However, if I change DISTINCT type_code to *, I do not get that error, but I do not get the results I want either.
This is a big result table so I am making a dummy example...
With *, I get something like:
+-----------+---------+----------+
| identifier| name | type_code|
+-----------+---------+----------+
| 2 | Joe | A |
| 2 | Amy | R |
| 7 | Mike | B |
+-----------+------------+-------+
The problem here is that I have two instances of identifier = 2 because the type_code is different. I have tried GROUP BY at the outside end of the query, but it is sifting through so many records it creates too much strain on the server, so I'm trying to find an alternative way of getting the results I need.
What I want to achieve (using the same dummy output) would look something like this:
+-----------+---------+----------+
| identifier| name | type_code|
+-----------+---------+----------+
| 2 | Joe | A |
| 7 | Mike | B |
| 8 | Sam | R |
+-----------+------------+-------+
It should skip over the duplicate identifier regardless if type_code is different.
Can someone help me modify this query to get the results as simulated in the above chart?
One approach is to use an inline view, like the query you already have. But instead of using DISTINCT, you would use a GROUP BY to eliminate duplicates. The simplest inline view to satisfy your requirements would be:
( SELECT n.item_number, n.name, n.type_code
FROM itpitnam n
GROUP BY n.item_number
) itpitnam
Although its not deterministic as to which row from itpitnam the values for name and type_code are retrieved from. A more elaborate inline view can make this more specific.
Another common approach to this type of problem is to use a correlated subquery in the SELECT list. For returning a small set of rows, this can perform reasonably well. But for returning large sets, there are more efficient approaches.
SELECT i.identifier
, i.name
, i.subtitle
, i.description
, i.itemimg
, i.mainprice
, i.upc
, i.isbn
, i.weight
, i.pages
, i.publisher
, i.medium_abbr
, i.medium_desc
, i.series_abbr
, i.series_desc
, i.voicing_desc
, i.pianolevel_desc
, i.bandgrade_desc
, i.category_code
, r.overall_ranking
, ( SELECT n1.name
FROM itpitnam n1
WHERE n1.item_number = r.item_number
ORDER BY n1.type_code, n1.name
LIMIT 1
) AS artist
, ( SELECT n2.type_code
FROM itpitnam n2
WHERE n2.item_number = r.item_number
ORDER BY n2.type_code, n2.name
LIMIT 1
) AS type_code
FROM itpitems i
JOIN itprank r
ON r.item_number = i.identifier
WHERE mainprice > 1
LIMIT 3
That query will return the specified resultset, with one significant difference. The original query shows an INNER JOIN to the itpitnam table. That means that a row will be returned ONLY of there is a matching row in the itpitnam table. The query above, however, emulates an OUTER JOIN, the query will return a row when there is no matching row found in itpitnam.

- LISTED ENTRIES
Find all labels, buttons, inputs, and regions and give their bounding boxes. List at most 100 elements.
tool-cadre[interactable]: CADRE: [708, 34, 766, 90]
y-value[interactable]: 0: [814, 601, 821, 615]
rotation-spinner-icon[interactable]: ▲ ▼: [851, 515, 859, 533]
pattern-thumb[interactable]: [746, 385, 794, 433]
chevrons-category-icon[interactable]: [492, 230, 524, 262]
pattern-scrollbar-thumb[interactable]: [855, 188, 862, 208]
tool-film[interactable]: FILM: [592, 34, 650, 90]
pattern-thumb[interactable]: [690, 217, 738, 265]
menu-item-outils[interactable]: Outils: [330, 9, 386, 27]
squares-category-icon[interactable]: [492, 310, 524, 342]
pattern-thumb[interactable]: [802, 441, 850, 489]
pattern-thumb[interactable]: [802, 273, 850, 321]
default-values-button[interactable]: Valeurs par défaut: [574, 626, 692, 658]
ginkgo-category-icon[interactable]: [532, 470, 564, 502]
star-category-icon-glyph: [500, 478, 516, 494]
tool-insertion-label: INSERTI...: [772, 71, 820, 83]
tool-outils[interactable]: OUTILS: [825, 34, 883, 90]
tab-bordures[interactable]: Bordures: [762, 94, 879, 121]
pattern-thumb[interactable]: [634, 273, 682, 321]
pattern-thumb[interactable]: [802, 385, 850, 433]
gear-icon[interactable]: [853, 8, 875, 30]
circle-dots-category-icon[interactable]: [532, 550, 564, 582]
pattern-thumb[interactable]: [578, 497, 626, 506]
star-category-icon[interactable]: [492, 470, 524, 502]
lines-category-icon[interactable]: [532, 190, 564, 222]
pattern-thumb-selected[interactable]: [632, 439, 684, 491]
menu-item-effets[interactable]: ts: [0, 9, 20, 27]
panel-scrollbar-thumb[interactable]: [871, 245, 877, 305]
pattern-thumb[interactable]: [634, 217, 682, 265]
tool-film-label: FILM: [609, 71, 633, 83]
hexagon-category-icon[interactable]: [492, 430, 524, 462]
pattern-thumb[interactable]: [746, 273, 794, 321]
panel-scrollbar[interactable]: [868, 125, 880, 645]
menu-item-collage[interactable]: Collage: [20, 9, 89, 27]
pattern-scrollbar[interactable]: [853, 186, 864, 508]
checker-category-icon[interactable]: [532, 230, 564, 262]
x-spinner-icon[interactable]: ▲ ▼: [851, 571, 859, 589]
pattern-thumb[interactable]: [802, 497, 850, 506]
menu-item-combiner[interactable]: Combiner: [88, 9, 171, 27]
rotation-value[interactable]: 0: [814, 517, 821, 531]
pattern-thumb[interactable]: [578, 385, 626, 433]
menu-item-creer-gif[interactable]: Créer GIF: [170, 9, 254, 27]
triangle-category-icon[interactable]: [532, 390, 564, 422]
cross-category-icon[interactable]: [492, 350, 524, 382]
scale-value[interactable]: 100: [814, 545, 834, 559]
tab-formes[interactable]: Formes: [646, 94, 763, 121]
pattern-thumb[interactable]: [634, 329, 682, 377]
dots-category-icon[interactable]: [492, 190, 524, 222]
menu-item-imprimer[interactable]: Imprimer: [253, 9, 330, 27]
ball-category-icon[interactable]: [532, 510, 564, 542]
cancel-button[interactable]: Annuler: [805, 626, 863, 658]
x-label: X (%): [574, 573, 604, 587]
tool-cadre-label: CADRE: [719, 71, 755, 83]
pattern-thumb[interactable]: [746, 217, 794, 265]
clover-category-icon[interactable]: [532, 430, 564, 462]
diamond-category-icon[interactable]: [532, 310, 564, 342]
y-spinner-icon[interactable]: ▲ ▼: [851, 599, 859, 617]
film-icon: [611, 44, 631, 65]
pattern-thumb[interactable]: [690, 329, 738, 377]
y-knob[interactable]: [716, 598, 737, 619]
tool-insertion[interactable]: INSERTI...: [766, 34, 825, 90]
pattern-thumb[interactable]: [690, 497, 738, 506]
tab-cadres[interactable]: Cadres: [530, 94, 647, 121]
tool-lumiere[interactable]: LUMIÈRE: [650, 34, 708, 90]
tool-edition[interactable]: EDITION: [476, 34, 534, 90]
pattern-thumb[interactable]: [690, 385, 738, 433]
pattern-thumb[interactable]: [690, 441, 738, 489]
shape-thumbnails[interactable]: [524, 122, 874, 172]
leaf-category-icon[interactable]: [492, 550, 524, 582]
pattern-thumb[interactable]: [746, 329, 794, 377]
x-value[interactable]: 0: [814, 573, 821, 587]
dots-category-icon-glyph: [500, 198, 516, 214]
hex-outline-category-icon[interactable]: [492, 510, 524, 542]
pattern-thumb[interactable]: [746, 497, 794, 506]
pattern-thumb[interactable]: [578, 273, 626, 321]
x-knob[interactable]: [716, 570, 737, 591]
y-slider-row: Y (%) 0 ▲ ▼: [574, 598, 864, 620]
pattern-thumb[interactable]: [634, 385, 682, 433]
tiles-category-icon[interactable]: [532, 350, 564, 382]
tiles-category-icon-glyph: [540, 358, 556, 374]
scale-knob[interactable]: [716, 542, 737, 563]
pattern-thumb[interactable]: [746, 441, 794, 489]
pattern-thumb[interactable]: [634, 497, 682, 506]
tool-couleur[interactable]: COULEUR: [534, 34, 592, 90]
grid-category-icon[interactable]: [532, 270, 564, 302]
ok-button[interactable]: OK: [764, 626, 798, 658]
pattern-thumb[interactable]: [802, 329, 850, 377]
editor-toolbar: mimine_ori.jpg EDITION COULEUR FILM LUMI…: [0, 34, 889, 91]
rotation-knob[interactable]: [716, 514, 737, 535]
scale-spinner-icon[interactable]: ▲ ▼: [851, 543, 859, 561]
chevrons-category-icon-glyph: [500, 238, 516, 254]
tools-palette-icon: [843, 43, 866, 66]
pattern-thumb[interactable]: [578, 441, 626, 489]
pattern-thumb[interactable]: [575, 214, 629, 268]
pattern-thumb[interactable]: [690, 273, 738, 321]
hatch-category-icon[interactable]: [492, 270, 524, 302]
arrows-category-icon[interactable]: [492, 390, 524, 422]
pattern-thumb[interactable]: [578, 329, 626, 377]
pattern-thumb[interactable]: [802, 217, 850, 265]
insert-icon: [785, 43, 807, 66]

- ACTIVITIES
(1) Summarize the SQL discussion in two sentences.
(2) According to the SQL discussion, why is GROUP BY at the outer end of the query not a workable fix?
(3) Continue the SQL discussion from the point where it stops.
The data comes from a different source than the SQL discussion.

- LIST OF ANSWERS
(1) The asker gets two rows for one identifier when its type_code differs, and adding GROUP BY at the outer end of the query puts too much strain on the server. The reply suggests an inline view that uses GROUP BY instead of DISTINCT, or a correlated subquery in the SELECT list, and notes that the subquery version emulates an OUTER JOIN rather than the original INNER JOIN.

(2) It sifts through so many records that it puts too much strain on the server.

(3)
UPDATE
For best performance of those correlated subqueries, you'll want an appropriate index available,
... ON itpitnam (item_number, type_code, name)
That index is most appropriate because it's a "covering index", the query can be satisfied entirely from the index without referencing data pages in the underlying table, and there's equality predicate on the leading column, and an ORDER BY on the next two columns, so that will a avoid a "sort" operation.
--
If you have a guarantee that either the type_code or name column in the itpitnam table is NOT NULL, you can add a predicate to eliminate the rows that are "missing" a matching row, e.g.
HAVING artist IS NOT NULL
(Adding that will likely have an impact on performance.) Absent that kind of guarantee, you'd need to add an INNER JOIN or a predicate that tests for the existence of a matching row, to get an INNER JOIN behavior.
SELECT a.*
b.overall_ranking,
c.name AS artist,
c.type_code
FROM itpitems a
INNER JOIN itprank b
ON b.item_number = a.identifier
INNER JOIN itpitnam c
ON b.item_number = c.item_number
INNER JOIN
(
SELECT item_number, MAX(type_code) code
FROM itpitnam
GROUP BY item_number
) d ON c.item_number = d.item_number AND
c.type_code = d.code
WHERE mainprice > 1
LIMIT 3
Follow-up question: can you please post the table schema and how are the tables related with each other? So I will know what are the columns to be linked.